• _Aim of the exercise_:
From the entries below, copy every line that holds the word "this".

Stored entries

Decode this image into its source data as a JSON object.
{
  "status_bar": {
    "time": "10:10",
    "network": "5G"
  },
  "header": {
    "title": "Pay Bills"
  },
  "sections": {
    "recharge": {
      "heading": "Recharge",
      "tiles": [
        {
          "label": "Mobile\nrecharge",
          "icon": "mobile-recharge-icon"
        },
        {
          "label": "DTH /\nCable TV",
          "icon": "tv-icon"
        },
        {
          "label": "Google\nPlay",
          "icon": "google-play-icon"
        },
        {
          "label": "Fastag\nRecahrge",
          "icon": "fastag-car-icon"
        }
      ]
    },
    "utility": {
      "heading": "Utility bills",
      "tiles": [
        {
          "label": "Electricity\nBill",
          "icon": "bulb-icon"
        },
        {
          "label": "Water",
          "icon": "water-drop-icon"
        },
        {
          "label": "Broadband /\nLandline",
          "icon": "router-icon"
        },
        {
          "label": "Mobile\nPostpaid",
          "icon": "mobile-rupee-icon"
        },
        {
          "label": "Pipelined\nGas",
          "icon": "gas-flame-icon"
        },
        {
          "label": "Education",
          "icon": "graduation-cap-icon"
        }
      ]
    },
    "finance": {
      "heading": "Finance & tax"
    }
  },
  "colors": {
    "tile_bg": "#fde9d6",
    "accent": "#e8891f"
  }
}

* * *

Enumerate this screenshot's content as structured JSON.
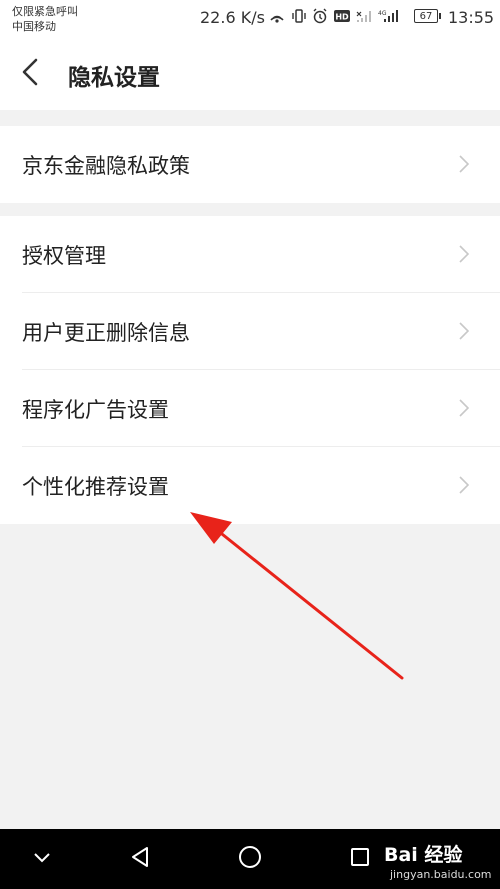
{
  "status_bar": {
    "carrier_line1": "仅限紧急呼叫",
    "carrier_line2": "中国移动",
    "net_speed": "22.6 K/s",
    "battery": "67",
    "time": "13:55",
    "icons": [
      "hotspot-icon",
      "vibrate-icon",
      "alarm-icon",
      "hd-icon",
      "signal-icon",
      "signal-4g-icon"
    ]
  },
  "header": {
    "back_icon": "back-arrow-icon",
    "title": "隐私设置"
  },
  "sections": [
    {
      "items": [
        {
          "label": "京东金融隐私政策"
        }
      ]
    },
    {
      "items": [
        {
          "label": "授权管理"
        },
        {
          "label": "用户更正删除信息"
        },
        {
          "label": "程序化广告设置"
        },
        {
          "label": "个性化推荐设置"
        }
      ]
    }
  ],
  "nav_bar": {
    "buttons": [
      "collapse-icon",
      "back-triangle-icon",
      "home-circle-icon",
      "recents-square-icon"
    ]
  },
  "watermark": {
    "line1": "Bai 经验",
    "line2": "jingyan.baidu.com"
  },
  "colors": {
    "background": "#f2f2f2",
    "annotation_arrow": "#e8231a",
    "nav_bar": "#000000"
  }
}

• _Finished answer_:
Decode this image into its source data as a JSON object.
Enumerate this screenshot's content as structured JSON.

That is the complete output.